[START Records for the exercise]

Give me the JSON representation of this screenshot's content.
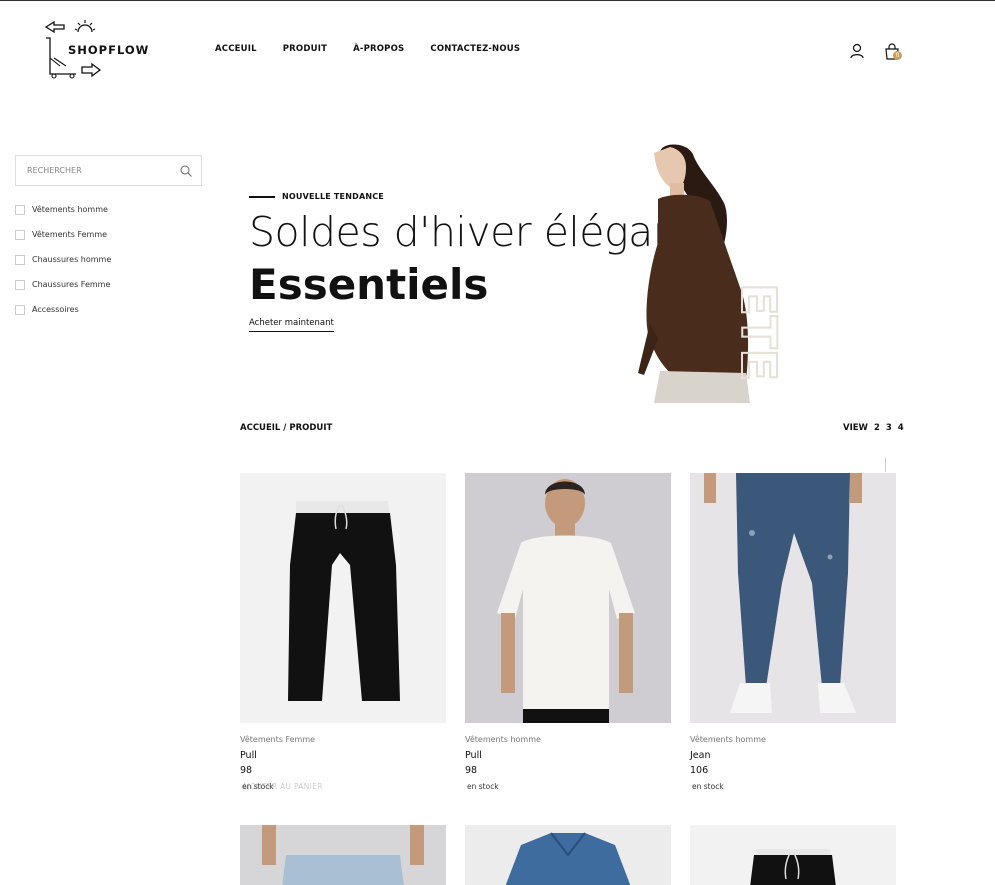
{
  "header": {
    "logo_text": "SHOPFLOW",
    "nav": [
      "ACCEUIL",
      "PRODUIT",
      "À-PROPOS",
      "CONTACTEZ-NOUS"
    ],
    "cart_count": "0"
  },
  "sidebar": {
    "search_placeholder": "RECHERCHER",
    "categories": [
      "Vêtements homme",
      "Vêtements Femme",
      "Chaussures homme",
      "Chaussures Femme",
      "Accessoires"
    ]
  },
  "hero": {
    "tag": "NOUVELLE TENDANCE",
    "title": "Soldes d'hiver élégants",
    "subtitle": "Essentiels",
    "cta": "Acheter maintenant",
    "image_text": "ETE"
  },
  "toolbar": {
    "breadcrumb": "ACCUEIL / PRODUIT",
    "view_label": "VIEW",
    "view_options": [
      "2",
      "3",
      "4"
    ]
  },
  "products": [
    {
      "category": "Vêtements Femme",
      "name": "Pull",
      "price": "98",
      "stock": "en stock",
      "overlay": "AJOUTER AU PANIER"
    },
    {
      "category": "Vêtements homme",
      "name": "Pull",
      "price": "98",
      "stock": "en stock"
    },
    {
      "category": "Vêtements homme",
      "name": "Jean",
      "price": "106",
      "stock": "en stock"
    }
  ],
  "colors": {
    "accent": "#c8a064",
    "text": "#111111"
  }
}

[END Records for the exercise]

**Exercise prompt**.
Each line of the material above either contains the word "PRODUIT" or does not; state how many do, and nothing else.

**Result for this task**.
2